─── Dataset rows
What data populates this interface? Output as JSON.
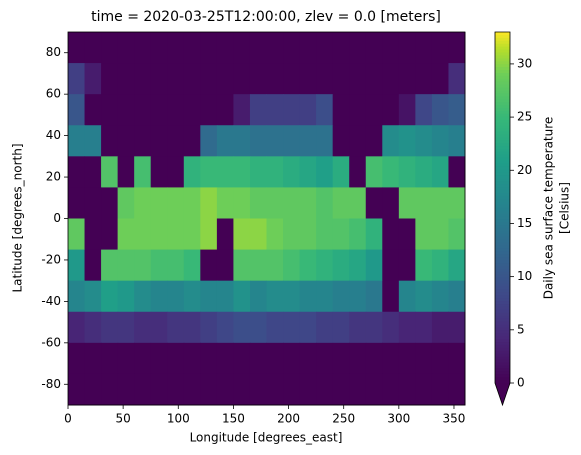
{
  "chart_data": {
    "type": "heatmap",
    "title": "time = 2020-03-25T12:00:00, zlev = 0.0 [meters]",
    "xlabel": "Longitude [degrees_east]",
    "ylabel": "Latitude [degrees_north]",
    "colorbar_label": [
      "Daily sea surface temperature",
      "[Celsius]"
    ],
    "colormap": "viridis",
    "x": [
      7.5,
      22.5,
      37.5,
      52.5,
      67.5,
      82.5,
      97.5,
      112.5,
      127.5,
      142.5,
      157.5,
      172.5,
      187.5,
      202.5,
      217.5,
      232.5,
      247.5,
      262.5,
      277.5,
      292.5,
      307.5,
      322.5,
      337.5,
      352.5
    ],
    "y": [
      82.5,
      67.5,
      52.5,
      37.5,
      22.5,
      7.5,
      -7.5,
      -22.5,
      -37.5,
      -52.5,
      -67.5,
      -82.5
    ],
    "z": [
      [
        0,
        0,
        0,
        0,
        0,
        0,
        0,
        0,
        0,
        0,
        0,
        0,
        0,
        0,
        0,
        0,
        0,
        0,
        0,
        0,
        0,
        0,
        0,
        0
      ],
      [
        7,
        3,
        0,
        0,
        0,
        0,
        0,
        0,
        0,
        0,
        0,
        0,
        0,
        0,
        0,
        0,
        0,
        0,
        0,
        0,
        0,
        0,
        0,
        5
      ],
      [
        10,
        0,
        0,
        0,
        0,
        0,
        0,
        0,
        0,
        0,
        3,
        7,
        7,
        7,
        7,
        9,
        0,
        0,
        0,
        0,
        2,
        8,
        10,
        11
      ],
      [
        16,
        16,
        0,
        0,
        0,
        0,
        0,
        0,
        13,
        15,
        15,
        14,
        14,
        14,
        14,
        14,
        0,
        0,
        0,
        18,
        19,
        18,
        17,
        16
      ],
      [
        0,
        0,
        27,
        0,
        26,
        0,
        0,
        24,
        25,
        25,
        25,
        24,
        24,
        23,
        22,
        21,
        23,
        0,
        26,
        25,
        24,
        23,
        22,
        0
      ],
      [
        0,
        0,
        0,
        28,
        29,
        29,
        29,
        29,
        30,
        29,
        29,
        28,
        28,
        28,
        28,
        27,
        28,
        28,
        0,
        0,
        28,
        28,
        28,
        28
      ],
      [
        28,
        0,
        0,
        29,
        29,
        29,
        29,
        29,
        30,
        0,
        30,
        30,
        29,
        28,
        28,
        27,
        27,
        26,
        24,
        0,
        0,
        28,
        28,
        27
      ],
      [
        20,
        0,
        27,
        27,
        27,
        26,
        26,
        25,
        0,
        0,
        27,
        27,
        27,
        26,
        25,
        24,
        23,
        22,
        20,
        0,
        0,
        25,
        24,
        22
      ],
      [
        17,
        18,
        21,
        20,
        18,
        17,
        17,
        18,
        17,
        17,
        19,
        17,
        18,
        18,
        17,
        17,
        16,
        16,
        15,
        0,
        17,
        18,
        17,
        16
      ],
      [
        4,
        5,
        6,
        6,
        5,
        5,
        6,
        6,
        7,
        8,
        9,
        9,
        8,
        8,
        8,
        7,
        7,
        6,
        6,
        5,
        4,
        4,
        3,
        3
      ],
      [
        0,
        0,
        0,
        0,
        0,
        0,
        0,
        0,
        0,
        0,
        0,
        0,
        0,
        0,
        0,
        0,
        0,
        0,
        0,
        0,
        0,
        0,
        0,
        0
      ],
      [
        0,
        0,
        0,
        0,
        0,
        0,
        0,
        0,
        0,
        0,
        0,
        0,
        0,
        0,
        0,
        0,
        0,
        0,
        0,
        0,
        0,
        0,
        0,
        0
      ]
    ],
    "xlim": [
      0,
      360
    ],
    "xticks": [
      0,
      50,
      100,
      150,
      200,
      250,
      300,
      350
    ],
    "ylim": [
      -90,
      90
    ],
    "yticks": [
      -80,
      -60,
      -40,
      -20,
      0,
      20,
      40,
      60,
      80
    ],
    "clim": [
      0,
      33
    ],
    "cticks": [
      0,
      5,
      10,
      15,
      20,
      25,
      30
    ]
  }
}
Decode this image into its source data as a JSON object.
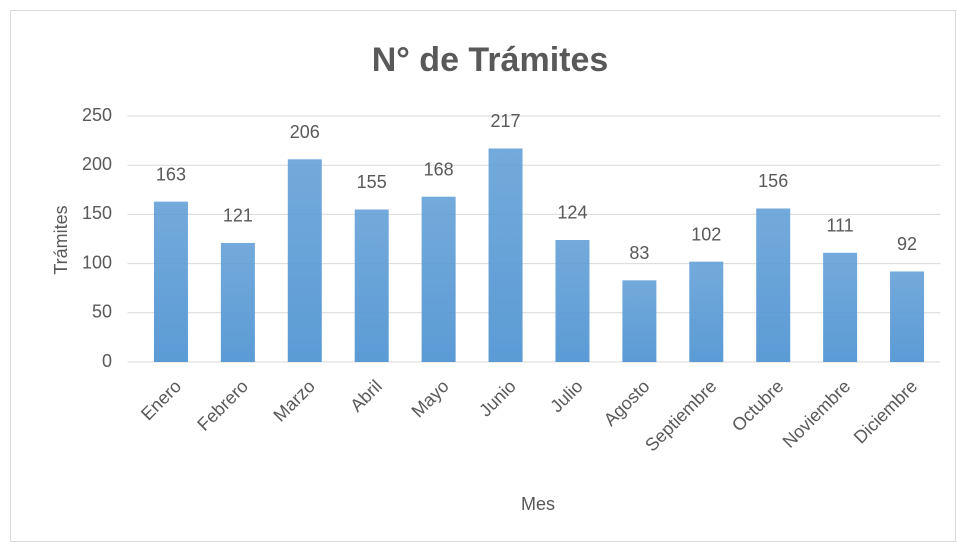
{
  "chart_data": {
    "type": "bar",
    "title": "N° de Trámites",
    "x_label": "Mes",
    "y_label": "Trámites",
    "categories": [
      "Enero",
      "Febrero",
      "Marzo",
      "Abril",
      "Mayo",
      "Junio",
      "Julio",
      "Agosto",
      "Septiembre",
      "Octubre",
      "Noviembre",
      "Diciembre"
    ],
    "values": [
      163,
      121,
      206,
      155,
      168,
      217,
      124,
      83,
      102,
      156,
      111,
      92
    ],
    "color": "#5b9bd5",
    "ylim": [
      0,
      250
    ],
    "yticks": [
      0,
      50,
      100,
      150,
      200,
      250
    ],
    "grid": true
  }
}
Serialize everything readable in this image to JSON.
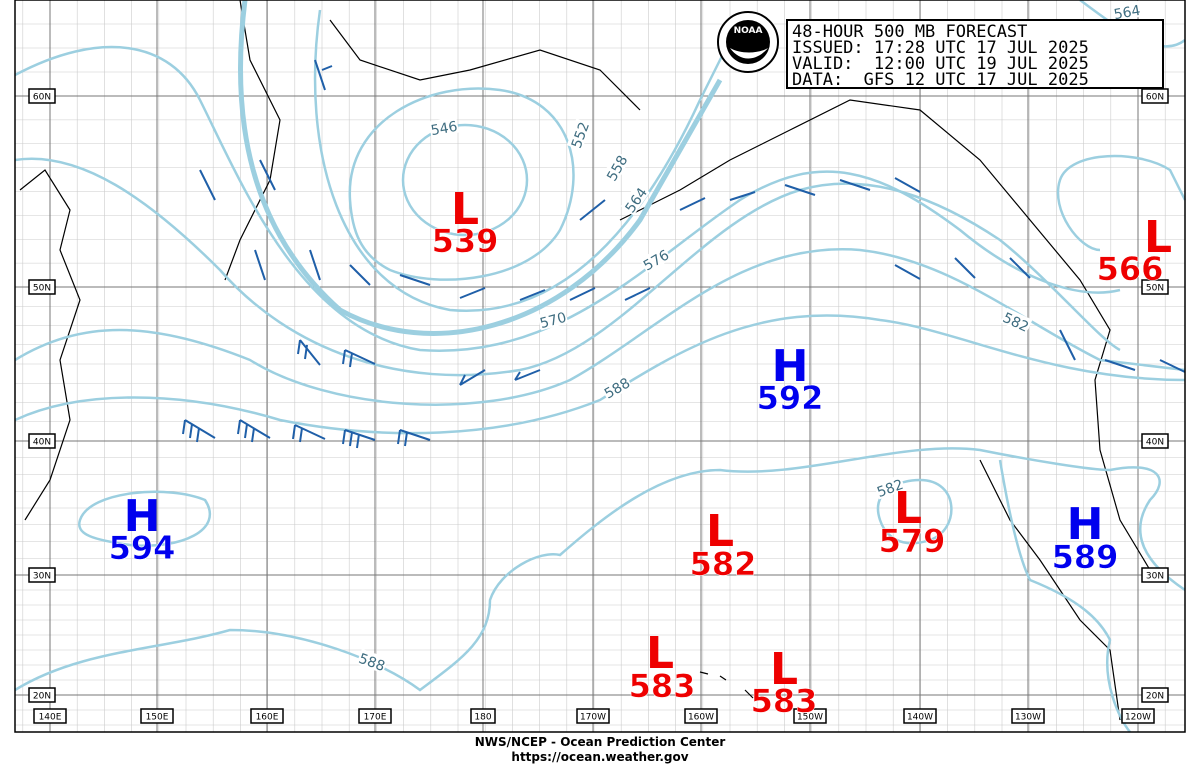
{
  "forecast_box": {
    "lines": [
      "48-HOUR 500 MB FORECAST",
      "ISSUED: 17:28 UTC 17 JUL 2025",
      "VALID:  12:00 UTC 19 JUL 2025",
      "DATA:  GFS 12 UTC 17 JUL 2025"
    ]
  },
  "logo_text": "NOAA",
  "centers": [
    {
      "letter": "L",
      "value": 539
    },
    {
      "letter": "H",
      "value": 592
    },
    {
      "letter": "H",
      "value": 594
    },
    {
      "letter": "L",
      "value": 582
    },
    {
      "letter": "L",
      "value": 579
    },
    {
      "letter": "H",
      "value": 589
    },
    {
      "letter": "L",
      "value": 566
    },
    {
      "letter": "L",
      "value": 583
    },
    {
      "letter": "L",
      "value": 583
    }
  ],
  "contour_labels": [
    546,
    552,
    558,
    564,
    570,
    576,
    582,
    588,
    564,
    582,
    588
  ],
  "lat_labels": [
    "60N",
    "50N",
    "40N",
    "30N",
    "20N"
  ],
  "lon_labels": [
    "140E",
    "150E",
    "160E",
    "170E",
    "180",
    "170W",
    "160W",
    "150W",
    "140W",
    "130W",
    "120W"
  ],
  "footer": {
    "line1": "NWS/NCEP - Ocean Prediction Center",
    "line2": "https://ocean.weather.gov"
  }
}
──────
Print each entry shown above with exact wording and no pictures.

What data populates this interface? Output as JSON.
{
  "chart_data": {
    "type": "heatmap",
    "title": "time = 2020-03-25T12:00:00, zlev = 0.0 [meters]",
    "xlabel": "Longitude [degrees_east]",
    "ylabel": "Latitude [degrees_north]",
    "colorbar_label": [
      "Daily sea surface temperature",
      "[Celsius]"
    ],
    "colormap": "viridis",
    "x": [
      7.5,
      22.5,
      37.5,
      52.5,
      67.5,
      82.5,
      97.5,
      112.5,
      127.5,
      142.5,
      157.5,
      172.5,
      187.5,
      202.5,
      217.5,
      232.5,
      247.5,
      262.5,
      277.5,
      292.5,
      307.5,
      322.5,
      337.5,
      352.5
    ],
    "y": [
      82.5,
      67.5,
      52.5,
      37.5,
      22.5,
      7.5,
      -7.5,
      -22.5,
      -37.5,
      -52.5,
      -67.5,
      -82.5
    ],
    "z": [
      [
        0,
        0,
        0,
        0,
        0,
        0,
        0,
        0,
        0,
        0,
        0,
        0,
        0,
        0,
        0,
        0,
        0,
        0,
        0,
        0,
        0,
        0,
        0,
        0
      ],
      [
        7,
        3,
        0,
        0,
        0,
        0,
        0,
        0,
        0,
        0,
        0,
        0,
        0,
        0,
        0,
        0,
        0,
        0,
        0,
        0,
        0,
        0,
        0,
        5
      ],
      [
        10,
        0,
        0,
        0,
        0,
        0,
        0,
        0,
        0,
        0,
        3,
        7,
        7,
        7,
        7,
        9,
        0,
        0,
        0,
        0,
        2,
        8,
        10,
        11
      ],
      [
        16,
        16,
        0,
        0,
        0,
        0,
        0,
        0,
        13,
        15,
        15,
        14,
        14,
        14,
        14,
        14,
        0,
        0,
        0,
        18,
        19,
        18,
        17,
        16
      ],
      [
        0,
        0,
        27,
        0,
        26,
        0,
        0,
        24,
        25,
        25,
        25,
        24,
        24,
        23,
        22,
        21,
        23,
        0,
        26,
        25,
        24,
        23,
        22,
        0
      ],
      [
        0,
        0,
        0,
        28,
        29,
        29,
        29,
        29,
        30,
        29,
        29,
        28,
        28,
        28,
        28,
        27,
        28,
        28,
        0,
        0,
        28,
        28,
        28,
        28
      ],
      [
        28,
        0,
        0,
        29,
        29,
        29,
        29,
        29,
        30,
        0,
        30,
        30,
        29,
        28,
        28,
        27,
        27,
        26,
        24,
        0,
        0,
        28,
        28,
        27
      ],
      [
        20,
        0,
        27,
        27,
        27,
        26,
        26,
        25,
        0,
        0,
        27,
        27,
        27,
        26,
        25,
        24,
        23,
        22,
        20,
        0,
        0,
        25,
        24,
        22
      ],
      [
        17,
        18,
        21,
        20,
        18,
        17,
        17,
        18,
        17,
        17,
        19,
        17,
        18,
        18,
        17,
        17,
        16,
        16,
        15,
        0,
        17,
        18,
        17,
        16
      ],
      [
        4,
        5,
        6,
        6,
        5,
        5,
        6,
        6,
        7,
        8,
        9,
        9,
        8,
        8,
        8,
        7,
        7,
        6,
        6,
        5,
        4,
        4,
        3,
        3
      ],
      [
        0,
        0,
        0,
        0,
        0,
        0,
        0,
        0,
        0,
        0,
        0,
        0,
        0,
        0,
        0,
        0,
        0,
        0,
        0,
        0,
        0,
        0,
        0,
        0
      ],
      [
        0,
        0,
        0,
        0,
        0,
        0,
        0,
        0,
        0,
        0,
        0,
        0,
        0,
        0,
        0,
        0,
        0,
        0,
        0,
        0,
        0,
        0,
        0,
        0
      ]
    ],
    "xlim": [
      0,
      360
    ],
    "xticks": [
      0,
      50,
      100,
      150,
      200,
      250,
      300,
      350
    ],
    "ylim": [
      -90,
      90
    ],
    "yticks": [
      -80,
      -60,
      -40,
      -20,
      0,
      20,
      40,
      60,
      80
    ],
    "clim": [
      0,
      33
    ],
    "cticks": [
      0,
      5,
      10,
      15,
      20,
      25,
      30
    ]
  }
}
Decode this image into its source data as a JSON object.
{
  "chart_data": {
    "type": "bar",
    "title": "N° de Trámites",
    "x_label": "Mes",
    "y_label": "Trámites",
    "categories": [
      "Enero",
      "Febrero",
      "Marzo",
      "Abril",
      "Mayo",
      "Junio",
      "Julio",
      "Agosto",
      "Septiembre",
      "Octubre",
      "Noviembre",
      "Diciembre"
    ],
    "values": [
      163,
      121,
      206,
      155,
      168,
      217,
      124,
      83,
      102,
      156,
      111,
      92
    ],
    "color": "#5b9bd5",
    "ylim": [
      0,
      250
    ],
    "yticks": [
      0,
      50,
      100,
      150,
      200,
      250
    ],
    "grid": true
  }
}
Serialize everything readable in this image to JSON.
{
  "forecast_box": {
    "lines": [
      "48-HOUR 500 MB FORECAST",
      "ISSUED: 17:28 UTC 17 JUL 2025",
      "VALID:  12:00 UTC 19 JUL 2025",
      "DATA:  GFS 12 UTC 17 JUL 2025"
    ]
  },
  "logo_text": "NOAA",
  "centers": [
    {
      "letter": "L",
      "value": 539
    },
    {
      "letter": "H",
      "value": 592
    },
    {
      "letter": "H",
      "value": 594
    },
    {
      "letter": "L",
      "value": 582
    },
    {
      "letter": "L",
      "value": 579
    },
    {
      "letter": "H",
      "value": 589
    },
    {
      "letter": "L",
      "value": 566
    },
    {
      "letter": "L",
      "value": 583
    },
    {
      "letter": "L",
      "value": 583
    }
  ],
  "contour_labels": [
    546,
    552,
    558,
    564,
    570,
    576,
    582,
    588,
    564,
    582,
    588
  ],
  "lat_labels": [
    "60N",
    "50N",
    "40N",
    "30N",
    "20N"
  ],
  "lon_labels": [
    "140E",
    "150E",
    "160E",
    "170E",
    "180",
    "170W",
    "160W",
    "150W",
    "140W",
    "130W",
    "120W"
  ],
  "footer": {
    "line1": "NWS/NCEP - Ocean Prediction Center",
    "line2": "https://ocean.weather.gov"
  }
}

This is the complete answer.